**WRITTEN PROBLEM:** Pull out every line below holding the word "xlabel".

[start of LISTED ENTRIES]

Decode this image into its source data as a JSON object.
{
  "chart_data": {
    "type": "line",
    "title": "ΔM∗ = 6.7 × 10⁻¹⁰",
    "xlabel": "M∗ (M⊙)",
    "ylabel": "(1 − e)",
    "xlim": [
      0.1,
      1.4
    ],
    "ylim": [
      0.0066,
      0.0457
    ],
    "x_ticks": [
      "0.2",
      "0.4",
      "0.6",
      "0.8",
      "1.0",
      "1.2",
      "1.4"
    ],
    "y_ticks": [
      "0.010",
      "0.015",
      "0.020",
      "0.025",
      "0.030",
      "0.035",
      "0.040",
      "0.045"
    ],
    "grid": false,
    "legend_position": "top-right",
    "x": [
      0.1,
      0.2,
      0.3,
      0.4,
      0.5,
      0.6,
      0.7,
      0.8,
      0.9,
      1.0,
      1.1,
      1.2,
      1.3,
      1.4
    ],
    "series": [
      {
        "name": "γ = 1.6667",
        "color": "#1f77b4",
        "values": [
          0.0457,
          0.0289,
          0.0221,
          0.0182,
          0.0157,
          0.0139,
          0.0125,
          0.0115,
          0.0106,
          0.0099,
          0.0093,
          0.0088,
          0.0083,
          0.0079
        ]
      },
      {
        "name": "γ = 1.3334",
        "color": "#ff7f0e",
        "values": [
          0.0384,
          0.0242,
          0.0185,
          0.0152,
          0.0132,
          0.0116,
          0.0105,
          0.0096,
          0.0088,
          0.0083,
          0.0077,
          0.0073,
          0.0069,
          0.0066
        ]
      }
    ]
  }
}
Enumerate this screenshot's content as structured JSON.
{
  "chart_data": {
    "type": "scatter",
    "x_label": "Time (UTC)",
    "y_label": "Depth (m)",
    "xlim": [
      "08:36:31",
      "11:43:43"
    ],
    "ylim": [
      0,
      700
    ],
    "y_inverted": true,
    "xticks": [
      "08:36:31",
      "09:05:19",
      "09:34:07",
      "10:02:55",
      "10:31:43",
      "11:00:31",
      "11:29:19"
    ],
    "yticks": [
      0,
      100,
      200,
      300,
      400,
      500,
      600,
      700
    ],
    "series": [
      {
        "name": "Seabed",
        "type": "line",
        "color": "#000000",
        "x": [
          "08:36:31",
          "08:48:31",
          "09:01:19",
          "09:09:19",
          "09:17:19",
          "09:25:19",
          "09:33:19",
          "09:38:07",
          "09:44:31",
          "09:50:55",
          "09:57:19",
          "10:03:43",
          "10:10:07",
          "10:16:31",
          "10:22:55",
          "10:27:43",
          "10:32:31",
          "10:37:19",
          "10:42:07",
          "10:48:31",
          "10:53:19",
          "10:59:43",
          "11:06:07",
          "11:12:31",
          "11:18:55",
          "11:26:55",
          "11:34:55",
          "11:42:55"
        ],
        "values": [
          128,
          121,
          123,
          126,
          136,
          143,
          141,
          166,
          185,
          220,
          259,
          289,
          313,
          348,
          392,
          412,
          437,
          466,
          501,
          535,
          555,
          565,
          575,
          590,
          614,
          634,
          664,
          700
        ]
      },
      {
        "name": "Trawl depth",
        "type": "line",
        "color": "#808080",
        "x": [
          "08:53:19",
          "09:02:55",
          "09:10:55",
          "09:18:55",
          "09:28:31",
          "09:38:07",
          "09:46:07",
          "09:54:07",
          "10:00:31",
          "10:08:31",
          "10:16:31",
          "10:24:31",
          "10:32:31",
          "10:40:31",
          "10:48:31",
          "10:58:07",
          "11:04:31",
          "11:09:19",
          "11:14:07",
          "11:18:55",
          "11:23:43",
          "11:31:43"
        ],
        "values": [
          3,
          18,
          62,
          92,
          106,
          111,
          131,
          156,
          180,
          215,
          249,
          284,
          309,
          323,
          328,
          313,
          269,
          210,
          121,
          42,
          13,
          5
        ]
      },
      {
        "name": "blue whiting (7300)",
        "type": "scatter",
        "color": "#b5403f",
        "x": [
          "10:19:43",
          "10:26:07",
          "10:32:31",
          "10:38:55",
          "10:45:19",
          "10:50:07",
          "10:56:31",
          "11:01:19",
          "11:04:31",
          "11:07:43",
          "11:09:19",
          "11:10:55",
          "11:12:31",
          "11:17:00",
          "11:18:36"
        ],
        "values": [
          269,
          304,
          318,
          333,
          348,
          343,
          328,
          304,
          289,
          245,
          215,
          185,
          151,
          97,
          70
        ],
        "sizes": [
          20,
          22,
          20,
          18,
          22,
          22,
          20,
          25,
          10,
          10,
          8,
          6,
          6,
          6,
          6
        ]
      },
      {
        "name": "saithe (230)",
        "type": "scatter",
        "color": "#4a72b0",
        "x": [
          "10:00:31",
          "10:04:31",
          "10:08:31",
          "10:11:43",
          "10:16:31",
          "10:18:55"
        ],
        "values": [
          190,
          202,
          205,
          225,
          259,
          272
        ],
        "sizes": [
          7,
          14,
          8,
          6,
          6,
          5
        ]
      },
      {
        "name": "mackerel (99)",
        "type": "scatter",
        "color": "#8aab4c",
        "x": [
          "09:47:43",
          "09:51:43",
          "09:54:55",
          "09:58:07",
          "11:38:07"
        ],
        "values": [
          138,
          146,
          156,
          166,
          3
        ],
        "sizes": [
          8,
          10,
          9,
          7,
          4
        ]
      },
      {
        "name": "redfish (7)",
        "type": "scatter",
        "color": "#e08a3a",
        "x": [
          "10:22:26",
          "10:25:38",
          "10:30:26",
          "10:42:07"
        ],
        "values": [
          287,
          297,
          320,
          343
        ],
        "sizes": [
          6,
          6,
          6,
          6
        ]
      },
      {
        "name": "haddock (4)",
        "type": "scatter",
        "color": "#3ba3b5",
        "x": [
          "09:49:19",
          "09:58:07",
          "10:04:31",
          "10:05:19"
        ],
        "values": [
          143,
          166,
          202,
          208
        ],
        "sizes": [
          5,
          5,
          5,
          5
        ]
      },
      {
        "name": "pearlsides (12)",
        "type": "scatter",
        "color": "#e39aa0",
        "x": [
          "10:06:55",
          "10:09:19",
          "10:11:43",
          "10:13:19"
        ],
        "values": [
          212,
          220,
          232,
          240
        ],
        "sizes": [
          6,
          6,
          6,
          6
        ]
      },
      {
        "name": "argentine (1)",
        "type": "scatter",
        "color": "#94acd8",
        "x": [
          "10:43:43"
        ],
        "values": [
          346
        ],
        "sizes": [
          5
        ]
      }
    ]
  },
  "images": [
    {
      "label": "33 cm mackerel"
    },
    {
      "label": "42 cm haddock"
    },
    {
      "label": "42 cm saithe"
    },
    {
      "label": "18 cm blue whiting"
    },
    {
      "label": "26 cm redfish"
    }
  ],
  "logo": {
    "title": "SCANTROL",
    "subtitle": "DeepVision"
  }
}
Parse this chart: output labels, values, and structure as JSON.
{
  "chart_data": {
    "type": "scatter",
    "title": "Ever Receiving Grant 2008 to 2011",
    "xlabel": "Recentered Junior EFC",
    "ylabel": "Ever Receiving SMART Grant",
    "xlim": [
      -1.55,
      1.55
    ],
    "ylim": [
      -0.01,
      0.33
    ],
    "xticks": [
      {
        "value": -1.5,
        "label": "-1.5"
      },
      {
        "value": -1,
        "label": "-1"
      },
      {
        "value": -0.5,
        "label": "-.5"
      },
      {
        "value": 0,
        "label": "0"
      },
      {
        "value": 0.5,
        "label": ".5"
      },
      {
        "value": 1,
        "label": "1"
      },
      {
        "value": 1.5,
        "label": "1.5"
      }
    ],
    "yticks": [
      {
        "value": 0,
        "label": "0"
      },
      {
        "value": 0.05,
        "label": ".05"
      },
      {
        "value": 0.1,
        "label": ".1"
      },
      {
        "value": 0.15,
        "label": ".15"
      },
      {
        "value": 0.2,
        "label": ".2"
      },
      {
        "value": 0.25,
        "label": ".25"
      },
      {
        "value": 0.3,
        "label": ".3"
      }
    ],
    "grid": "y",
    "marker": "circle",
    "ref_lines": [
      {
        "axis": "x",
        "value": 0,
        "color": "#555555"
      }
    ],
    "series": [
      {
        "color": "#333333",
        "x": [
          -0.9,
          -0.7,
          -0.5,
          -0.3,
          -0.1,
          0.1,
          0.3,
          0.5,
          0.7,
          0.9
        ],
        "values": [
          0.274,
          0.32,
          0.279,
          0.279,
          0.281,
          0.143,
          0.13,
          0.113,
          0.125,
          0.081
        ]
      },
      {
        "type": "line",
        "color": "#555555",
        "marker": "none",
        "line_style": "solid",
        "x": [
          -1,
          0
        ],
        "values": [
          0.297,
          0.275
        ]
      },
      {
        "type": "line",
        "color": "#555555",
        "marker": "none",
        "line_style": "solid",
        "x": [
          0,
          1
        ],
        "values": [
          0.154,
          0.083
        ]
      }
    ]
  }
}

[end of LISTED ENTRIES]

**RESULT OF THE TASK:**
    "xlabel": "M∗ (M⊙)",
    "xlabel": "Recentered Junior EFC",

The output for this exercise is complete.